Excerpts from a figure dataset
──────────────────────────────
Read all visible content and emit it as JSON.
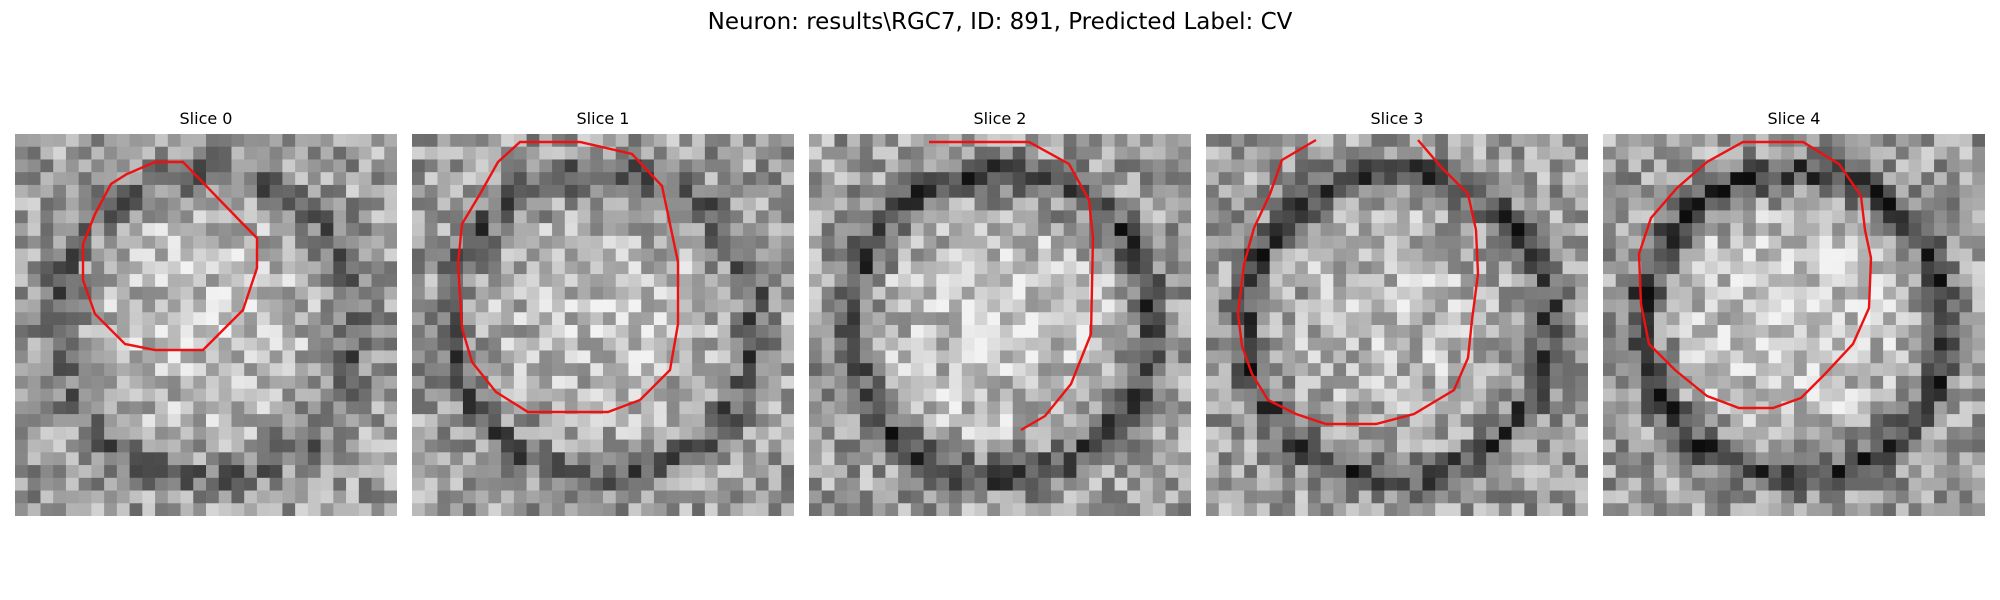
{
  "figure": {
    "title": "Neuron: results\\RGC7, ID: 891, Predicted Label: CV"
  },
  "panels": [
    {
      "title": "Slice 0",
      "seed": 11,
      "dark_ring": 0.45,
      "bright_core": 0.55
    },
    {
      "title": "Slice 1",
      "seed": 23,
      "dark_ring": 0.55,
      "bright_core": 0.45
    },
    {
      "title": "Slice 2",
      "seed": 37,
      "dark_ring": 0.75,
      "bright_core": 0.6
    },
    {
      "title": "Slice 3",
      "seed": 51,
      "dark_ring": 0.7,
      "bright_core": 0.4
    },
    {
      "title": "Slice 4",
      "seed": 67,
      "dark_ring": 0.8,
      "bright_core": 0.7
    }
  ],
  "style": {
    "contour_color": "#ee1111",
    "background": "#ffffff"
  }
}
──────────────────────────────
Omit the pictures and reproduce the listing exactly.

◆ OUTPUT OF THE EXERCISE
Read all visible content and emit it as JSON.
{
  "figure": {
    "title": "Neuron: results\\RGC7, ID: 891, Predicted Label: CV"
  },
  "panels": [
    {
      "title": "Slice 0",
      "seed": 11,
      "dark_ring": 0.45,
      "bright_core": 0.55
    },
    {
      "title": "Slice 1",
      "seed": 23,
      "dark_ring": 0.55,
      "bright_core": 0.45
    },
    {
      "title": "Slice 2",
      "seed": 37,
      "dark_ring": 0.75,
      "bright_core": 0.6
    },
    {
      "title": "Slice 3",
      "seed": 51,
      "dark_ring": 0.7,
      "bright_core": 0.4
    },
    {
      "title": "Slice 4",
      "seed": 67,
      "dark_ring": 0.8,
      "bright_core": 0.7
    }
  ],
  "style": {
    "contour_color": "#ee1111",
    "background": "#ffffff"
  }
}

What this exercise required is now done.